:: RECORDS FOR THE EXERCISE ::

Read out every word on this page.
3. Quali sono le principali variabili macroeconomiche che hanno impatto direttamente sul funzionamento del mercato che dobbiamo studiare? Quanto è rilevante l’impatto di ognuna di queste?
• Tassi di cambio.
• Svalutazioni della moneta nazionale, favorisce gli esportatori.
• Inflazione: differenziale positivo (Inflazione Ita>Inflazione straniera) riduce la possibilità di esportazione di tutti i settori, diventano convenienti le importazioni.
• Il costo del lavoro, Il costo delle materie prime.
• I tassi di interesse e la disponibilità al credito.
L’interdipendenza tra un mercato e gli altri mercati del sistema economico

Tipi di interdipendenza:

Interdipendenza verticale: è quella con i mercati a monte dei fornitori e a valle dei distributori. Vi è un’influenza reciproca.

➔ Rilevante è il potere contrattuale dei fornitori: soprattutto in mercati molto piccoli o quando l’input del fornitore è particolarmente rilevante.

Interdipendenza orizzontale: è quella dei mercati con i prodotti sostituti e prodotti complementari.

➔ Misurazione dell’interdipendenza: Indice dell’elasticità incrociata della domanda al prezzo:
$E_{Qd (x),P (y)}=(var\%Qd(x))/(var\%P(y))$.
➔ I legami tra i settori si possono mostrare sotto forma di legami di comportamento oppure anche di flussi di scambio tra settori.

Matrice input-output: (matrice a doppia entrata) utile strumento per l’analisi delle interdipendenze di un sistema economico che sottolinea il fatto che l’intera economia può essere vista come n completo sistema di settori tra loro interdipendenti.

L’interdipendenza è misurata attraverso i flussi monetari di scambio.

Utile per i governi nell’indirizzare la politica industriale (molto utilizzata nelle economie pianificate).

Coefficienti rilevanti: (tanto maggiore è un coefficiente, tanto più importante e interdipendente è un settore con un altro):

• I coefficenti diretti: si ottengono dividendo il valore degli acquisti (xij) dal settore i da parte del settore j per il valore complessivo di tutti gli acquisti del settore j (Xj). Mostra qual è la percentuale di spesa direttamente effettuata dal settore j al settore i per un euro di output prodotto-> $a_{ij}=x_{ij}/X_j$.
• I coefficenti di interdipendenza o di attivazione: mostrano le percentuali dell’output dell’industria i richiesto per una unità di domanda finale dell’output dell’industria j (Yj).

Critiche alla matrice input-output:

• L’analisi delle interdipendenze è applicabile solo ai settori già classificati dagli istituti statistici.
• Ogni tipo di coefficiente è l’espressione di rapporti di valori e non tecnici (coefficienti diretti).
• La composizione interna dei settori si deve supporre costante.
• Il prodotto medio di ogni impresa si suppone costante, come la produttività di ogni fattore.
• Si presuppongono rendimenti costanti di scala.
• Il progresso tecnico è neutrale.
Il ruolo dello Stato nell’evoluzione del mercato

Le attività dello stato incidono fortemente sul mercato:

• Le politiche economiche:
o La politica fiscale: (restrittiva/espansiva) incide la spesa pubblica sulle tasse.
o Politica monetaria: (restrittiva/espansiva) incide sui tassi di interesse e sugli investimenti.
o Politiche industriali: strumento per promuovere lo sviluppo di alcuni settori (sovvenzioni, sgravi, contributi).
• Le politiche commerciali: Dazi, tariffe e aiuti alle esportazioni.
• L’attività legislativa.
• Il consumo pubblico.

:::

→ SHORT EXERCISE
Filter the data, keeping only the lines that contain "settore".

→ EXPECTED ANSWER
Coefficienti rilevanti: (tanto maggiore è un coefficiente, tanto più importante e interdipendente è un settore con un altro):
• I coefficenti diretti: si ottengono dividendo il valore degli acquisti (xij) dal settore i da parte del settore j per il valore complessivo di tutti gli acquisti del settore j (Xj). Mostra qual è la percentuale di spesa direttamente effettuata dal settore j al settore i per un euro di output prodotto-> $a_{ij}=x_{ij}/X_j$.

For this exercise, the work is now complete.